ASSIGNMENT – Return only the number of lines in the entries below that hold the word "Gods".

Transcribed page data
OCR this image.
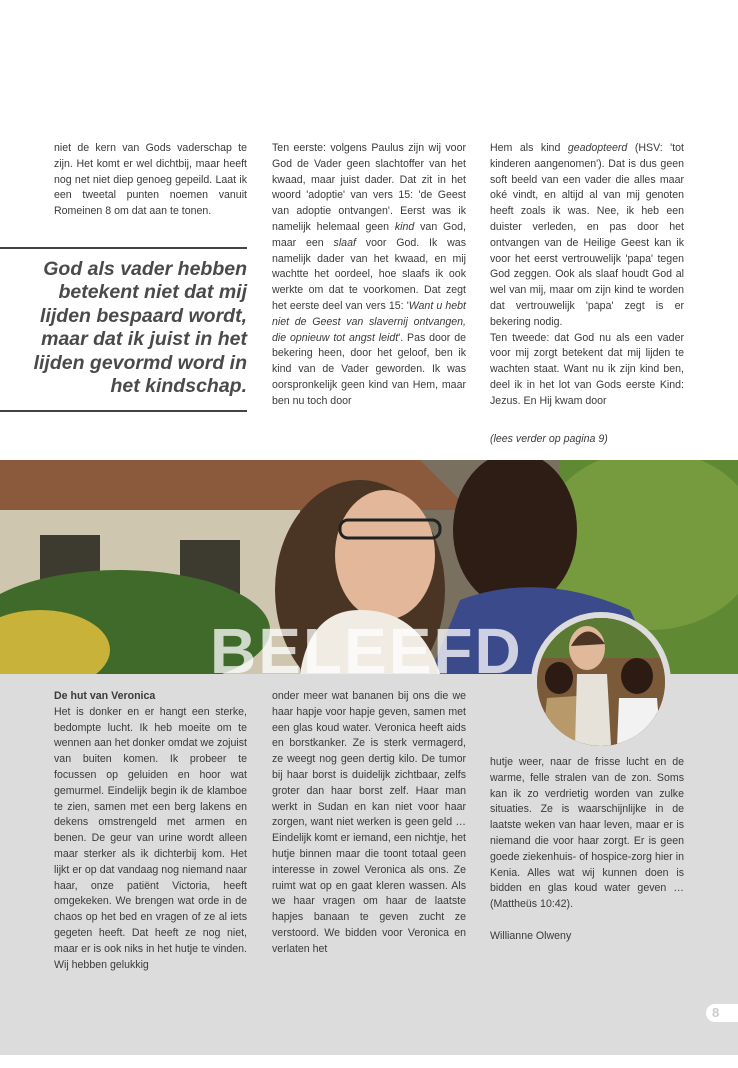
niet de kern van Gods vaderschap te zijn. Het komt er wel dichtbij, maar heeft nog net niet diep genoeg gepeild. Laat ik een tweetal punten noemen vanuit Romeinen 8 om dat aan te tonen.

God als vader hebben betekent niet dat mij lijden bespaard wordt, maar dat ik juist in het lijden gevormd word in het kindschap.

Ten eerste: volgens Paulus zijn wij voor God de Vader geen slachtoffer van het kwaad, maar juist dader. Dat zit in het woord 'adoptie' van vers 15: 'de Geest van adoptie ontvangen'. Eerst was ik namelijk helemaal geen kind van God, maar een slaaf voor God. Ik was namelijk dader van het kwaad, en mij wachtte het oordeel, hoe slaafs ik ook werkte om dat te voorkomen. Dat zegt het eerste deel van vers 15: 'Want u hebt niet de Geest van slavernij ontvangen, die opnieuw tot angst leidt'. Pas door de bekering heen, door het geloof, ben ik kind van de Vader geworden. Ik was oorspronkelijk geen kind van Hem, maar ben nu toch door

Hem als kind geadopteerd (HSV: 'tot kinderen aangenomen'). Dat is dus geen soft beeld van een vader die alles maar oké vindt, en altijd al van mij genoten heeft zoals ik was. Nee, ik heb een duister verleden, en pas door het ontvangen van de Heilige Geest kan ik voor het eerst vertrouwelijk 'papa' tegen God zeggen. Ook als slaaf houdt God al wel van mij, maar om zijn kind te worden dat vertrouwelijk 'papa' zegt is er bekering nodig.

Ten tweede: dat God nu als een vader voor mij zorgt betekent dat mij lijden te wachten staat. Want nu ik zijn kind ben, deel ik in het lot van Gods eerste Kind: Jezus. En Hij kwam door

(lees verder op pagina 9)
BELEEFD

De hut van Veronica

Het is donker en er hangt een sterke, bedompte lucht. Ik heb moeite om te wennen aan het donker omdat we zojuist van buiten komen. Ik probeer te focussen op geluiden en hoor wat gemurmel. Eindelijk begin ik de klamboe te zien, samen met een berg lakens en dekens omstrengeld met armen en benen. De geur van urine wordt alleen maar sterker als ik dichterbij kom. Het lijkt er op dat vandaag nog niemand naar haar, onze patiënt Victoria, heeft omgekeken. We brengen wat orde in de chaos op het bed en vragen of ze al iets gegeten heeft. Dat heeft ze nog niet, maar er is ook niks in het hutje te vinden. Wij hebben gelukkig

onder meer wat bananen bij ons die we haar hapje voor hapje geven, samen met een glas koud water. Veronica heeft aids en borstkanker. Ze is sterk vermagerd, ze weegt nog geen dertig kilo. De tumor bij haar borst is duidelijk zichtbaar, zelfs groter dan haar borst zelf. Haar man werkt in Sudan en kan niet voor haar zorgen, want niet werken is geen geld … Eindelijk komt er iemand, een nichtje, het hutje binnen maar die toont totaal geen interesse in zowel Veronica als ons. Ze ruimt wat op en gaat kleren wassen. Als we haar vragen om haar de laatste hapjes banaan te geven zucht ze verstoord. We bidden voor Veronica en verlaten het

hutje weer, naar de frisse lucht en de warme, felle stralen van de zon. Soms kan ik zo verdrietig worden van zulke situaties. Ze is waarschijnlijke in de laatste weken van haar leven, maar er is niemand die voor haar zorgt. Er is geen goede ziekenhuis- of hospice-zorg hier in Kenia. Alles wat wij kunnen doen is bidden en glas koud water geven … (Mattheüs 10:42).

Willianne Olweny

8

* * *

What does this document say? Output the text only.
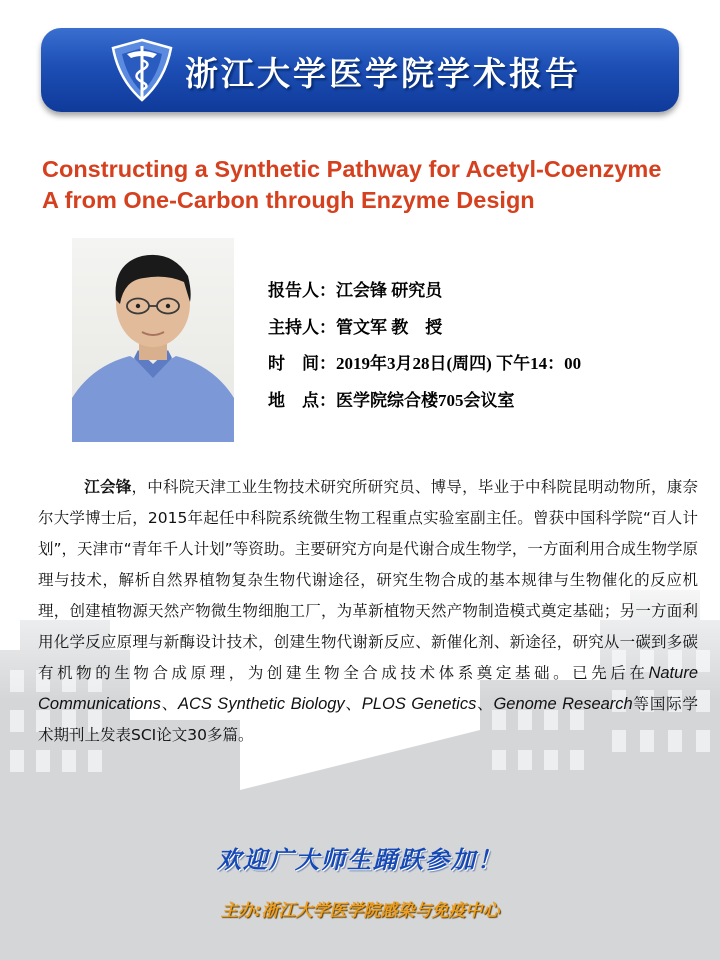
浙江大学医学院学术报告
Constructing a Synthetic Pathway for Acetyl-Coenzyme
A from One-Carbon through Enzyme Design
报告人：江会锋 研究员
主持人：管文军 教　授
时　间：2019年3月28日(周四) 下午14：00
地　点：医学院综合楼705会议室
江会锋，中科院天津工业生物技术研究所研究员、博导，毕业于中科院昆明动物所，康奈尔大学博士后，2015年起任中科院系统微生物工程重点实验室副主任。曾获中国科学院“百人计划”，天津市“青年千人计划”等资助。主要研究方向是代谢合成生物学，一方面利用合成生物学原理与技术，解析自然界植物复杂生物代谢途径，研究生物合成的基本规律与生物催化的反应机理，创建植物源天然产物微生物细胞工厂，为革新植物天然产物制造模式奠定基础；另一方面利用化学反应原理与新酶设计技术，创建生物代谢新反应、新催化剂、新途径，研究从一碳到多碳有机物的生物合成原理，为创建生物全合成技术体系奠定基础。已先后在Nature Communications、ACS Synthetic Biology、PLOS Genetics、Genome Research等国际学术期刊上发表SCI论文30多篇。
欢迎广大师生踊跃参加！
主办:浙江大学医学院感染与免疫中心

REPLY – 2